:: EXERCISE MATERIAL ::
'''

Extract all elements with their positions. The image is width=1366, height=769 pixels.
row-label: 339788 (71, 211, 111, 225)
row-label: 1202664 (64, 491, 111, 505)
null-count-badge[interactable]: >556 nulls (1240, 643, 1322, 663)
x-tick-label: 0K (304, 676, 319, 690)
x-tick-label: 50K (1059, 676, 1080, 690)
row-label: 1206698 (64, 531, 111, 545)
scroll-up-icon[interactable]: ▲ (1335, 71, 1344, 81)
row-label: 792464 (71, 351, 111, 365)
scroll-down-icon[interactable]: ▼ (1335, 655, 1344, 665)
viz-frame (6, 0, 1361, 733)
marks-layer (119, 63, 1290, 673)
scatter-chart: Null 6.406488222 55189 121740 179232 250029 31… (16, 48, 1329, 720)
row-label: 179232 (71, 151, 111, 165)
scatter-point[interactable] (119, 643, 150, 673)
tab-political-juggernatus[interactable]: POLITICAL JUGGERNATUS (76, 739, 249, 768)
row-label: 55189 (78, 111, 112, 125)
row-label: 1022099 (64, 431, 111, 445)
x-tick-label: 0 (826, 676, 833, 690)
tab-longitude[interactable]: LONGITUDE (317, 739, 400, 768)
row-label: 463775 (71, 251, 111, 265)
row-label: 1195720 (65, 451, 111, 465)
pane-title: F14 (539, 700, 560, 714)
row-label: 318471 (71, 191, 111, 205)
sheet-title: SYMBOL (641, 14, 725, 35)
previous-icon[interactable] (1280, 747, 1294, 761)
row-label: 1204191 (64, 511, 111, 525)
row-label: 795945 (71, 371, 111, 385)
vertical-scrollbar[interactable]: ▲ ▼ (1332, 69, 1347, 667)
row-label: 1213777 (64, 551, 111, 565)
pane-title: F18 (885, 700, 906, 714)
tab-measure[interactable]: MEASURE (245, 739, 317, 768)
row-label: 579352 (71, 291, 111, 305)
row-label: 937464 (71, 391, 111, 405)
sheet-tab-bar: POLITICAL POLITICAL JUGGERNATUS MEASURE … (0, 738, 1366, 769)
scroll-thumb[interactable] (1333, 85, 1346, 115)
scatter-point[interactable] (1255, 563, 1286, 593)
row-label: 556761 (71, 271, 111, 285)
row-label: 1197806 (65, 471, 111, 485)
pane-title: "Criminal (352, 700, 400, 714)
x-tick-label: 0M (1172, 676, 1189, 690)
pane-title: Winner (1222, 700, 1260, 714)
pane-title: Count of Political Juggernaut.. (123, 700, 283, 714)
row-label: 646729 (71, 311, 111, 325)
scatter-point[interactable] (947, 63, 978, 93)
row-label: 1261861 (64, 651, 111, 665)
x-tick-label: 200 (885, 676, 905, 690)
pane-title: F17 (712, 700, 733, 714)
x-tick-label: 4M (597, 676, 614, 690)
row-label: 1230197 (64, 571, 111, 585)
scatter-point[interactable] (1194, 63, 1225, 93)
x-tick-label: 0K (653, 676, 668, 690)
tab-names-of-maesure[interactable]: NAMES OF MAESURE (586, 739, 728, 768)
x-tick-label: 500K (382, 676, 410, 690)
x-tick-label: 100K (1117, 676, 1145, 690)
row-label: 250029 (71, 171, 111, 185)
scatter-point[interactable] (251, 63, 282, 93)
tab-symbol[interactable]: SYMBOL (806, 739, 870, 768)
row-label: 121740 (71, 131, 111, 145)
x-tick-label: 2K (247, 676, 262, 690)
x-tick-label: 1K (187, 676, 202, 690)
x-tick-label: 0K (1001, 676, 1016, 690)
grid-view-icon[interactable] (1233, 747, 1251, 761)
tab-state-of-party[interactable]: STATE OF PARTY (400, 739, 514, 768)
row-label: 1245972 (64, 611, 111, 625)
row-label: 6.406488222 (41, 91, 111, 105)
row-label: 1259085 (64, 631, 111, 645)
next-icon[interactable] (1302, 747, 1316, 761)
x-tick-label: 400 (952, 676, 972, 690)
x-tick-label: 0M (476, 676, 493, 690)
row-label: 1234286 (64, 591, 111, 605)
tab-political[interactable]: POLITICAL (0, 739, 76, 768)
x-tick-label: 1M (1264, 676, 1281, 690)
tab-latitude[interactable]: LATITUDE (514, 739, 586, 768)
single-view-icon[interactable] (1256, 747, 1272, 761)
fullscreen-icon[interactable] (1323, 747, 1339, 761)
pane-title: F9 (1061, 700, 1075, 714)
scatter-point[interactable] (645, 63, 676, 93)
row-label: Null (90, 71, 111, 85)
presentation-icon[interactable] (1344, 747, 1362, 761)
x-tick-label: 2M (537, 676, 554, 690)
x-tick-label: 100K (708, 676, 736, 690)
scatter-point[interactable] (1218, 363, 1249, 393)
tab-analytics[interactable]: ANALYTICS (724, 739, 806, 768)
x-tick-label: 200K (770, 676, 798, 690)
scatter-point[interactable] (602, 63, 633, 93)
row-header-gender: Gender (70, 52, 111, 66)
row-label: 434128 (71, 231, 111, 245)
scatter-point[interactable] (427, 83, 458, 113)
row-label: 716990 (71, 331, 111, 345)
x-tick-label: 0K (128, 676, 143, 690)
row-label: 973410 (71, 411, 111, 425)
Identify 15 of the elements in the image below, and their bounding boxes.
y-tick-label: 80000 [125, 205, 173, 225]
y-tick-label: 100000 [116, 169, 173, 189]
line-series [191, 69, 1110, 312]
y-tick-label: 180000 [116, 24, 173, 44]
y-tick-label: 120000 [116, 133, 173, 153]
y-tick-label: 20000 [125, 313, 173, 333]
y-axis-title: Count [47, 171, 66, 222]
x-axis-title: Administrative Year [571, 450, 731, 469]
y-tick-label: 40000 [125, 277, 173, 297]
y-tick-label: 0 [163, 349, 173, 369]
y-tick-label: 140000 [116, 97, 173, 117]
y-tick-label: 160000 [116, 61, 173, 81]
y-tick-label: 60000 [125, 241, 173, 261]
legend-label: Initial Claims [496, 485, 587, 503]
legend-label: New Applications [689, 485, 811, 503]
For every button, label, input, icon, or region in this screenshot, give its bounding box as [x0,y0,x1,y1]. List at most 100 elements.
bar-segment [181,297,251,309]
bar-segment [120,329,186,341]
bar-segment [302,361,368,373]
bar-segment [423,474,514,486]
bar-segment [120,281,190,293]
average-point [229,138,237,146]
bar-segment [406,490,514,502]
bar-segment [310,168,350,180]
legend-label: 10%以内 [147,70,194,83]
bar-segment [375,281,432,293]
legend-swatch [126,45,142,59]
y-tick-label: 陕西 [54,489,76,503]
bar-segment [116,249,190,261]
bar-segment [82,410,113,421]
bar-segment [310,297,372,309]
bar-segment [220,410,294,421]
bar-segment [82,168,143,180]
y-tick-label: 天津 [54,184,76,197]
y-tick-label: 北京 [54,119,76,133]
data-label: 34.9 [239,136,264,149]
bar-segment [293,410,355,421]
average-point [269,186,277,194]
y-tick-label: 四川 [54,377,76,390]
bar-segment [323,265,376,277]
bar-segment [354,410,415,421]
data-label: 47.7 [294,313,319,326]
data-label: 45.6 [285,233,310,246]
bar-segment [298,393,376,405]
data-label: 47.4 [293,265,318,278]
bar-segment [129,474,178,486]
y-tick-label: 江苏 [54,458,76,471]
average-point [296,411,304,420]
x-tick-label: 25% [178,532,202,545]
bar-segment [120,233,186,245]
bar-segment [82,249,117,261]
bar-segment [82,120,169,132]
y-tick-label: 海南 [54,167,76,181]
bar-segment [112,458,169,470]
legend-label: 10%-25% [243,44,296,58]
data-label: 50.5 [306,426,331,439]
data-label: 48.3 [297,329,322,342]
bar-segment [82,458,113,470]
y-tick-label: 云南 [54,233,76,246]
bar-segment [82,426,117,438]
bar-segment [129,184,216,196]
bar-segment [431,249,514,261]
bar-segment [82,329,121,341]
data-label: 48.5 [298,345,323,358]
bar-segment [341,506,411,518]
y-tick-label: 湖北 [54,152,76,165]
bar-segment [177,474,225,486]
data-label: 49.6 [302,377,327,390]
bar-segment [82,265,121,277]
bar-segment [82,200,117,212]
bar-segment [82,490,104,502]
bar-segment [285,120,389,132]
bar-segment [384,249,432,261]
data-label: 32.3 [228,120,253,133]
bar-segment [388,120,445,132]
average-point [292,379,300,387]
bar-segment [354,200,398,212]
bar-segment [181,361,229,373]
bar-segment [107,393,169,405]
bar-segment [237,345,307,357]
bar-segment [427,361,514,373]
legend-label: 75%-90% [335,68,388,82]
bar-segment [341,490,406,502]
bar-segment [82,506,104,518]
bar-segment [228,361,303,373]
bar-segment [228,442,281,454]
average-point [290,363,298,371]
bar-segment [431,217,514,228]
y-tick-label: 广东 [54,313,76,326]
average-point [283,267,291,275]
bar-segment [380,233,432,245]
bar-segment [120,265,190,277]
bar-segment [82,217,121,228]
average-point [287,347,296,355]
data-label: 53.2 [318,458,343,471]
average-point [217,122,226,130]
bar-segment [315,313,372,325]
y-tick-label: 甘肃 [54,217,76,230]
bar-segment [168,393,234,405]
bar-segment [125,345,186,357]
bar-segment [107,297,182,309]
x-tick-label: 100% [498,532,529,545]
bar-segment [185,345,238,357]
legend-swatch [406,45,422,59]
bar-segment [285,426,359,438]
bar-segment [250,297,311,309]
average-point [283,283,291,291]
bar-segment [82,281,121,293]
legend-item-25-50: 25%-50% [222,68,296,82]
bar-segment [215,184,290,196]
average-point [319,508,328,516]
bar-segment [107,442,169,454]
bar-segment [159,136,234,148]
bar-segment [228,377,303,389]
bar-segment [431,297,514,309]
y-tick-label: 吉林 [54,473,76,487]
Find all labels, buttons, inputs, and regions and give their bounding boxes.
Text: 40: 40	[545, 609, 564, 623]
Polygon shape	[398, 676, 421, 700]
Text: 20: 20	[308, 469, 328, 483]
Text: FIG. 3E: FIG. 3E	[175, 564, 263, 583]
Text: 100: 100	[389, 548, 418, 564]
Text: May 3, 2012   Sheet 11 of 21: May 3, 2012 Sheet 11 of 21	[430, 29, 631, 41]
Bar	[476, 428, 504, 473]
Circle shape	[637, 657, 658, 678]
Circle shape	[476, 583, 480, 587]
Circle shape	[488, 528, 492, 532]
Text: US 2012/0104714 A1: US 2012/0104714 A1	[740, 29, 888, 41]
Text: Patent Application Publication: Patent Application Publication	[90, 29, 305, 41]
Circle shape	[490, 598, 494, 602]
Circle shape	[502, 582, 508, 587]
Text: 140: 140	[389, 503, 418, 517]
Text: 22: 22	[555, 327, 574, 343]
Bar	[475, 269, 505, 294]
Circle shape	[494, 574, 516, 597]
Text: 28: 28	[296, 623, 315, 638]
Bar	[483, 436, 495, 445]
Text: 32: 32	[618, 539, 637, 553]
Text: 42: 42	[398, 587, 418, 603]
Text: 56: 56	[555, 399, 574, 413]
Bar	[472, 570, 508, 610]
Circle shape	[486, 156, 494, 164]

'''

In the stretch from the start of the entries through the line that contains "marks-layer (119, 63, 1290, 673)", substitute "row-heading" for every "row-label" and reproduce only those lines, changing nothing else.

Extract all elements with their positions. The image is width=1366, height=769 pixels.
row-heading: 339788 (71, 211, 111, 225)
row-heading: 1202664 (64, 491, 111, 505)
null-count-badge[interactable]: >556 nulls (1240, 643, 1322, 663)
x-tick-label: 0K (304, 676, 319, 690)
x-tick-label: 50K (1059, 676, 1080, 690)
row-heading: 1206698 (64, 531, 111, 545)
scroll-up-icon[interactable]: ▲ (1335, 71, 1344, 81)
row-heading: 792464 (71, 351, 111, 365)
scroll-down-icon[interactable]: ▼ (1335, 655, 1344, 665)
viz-frame (6, 0, 1361, 733)
marks-layer (119, 63, 1290, 673)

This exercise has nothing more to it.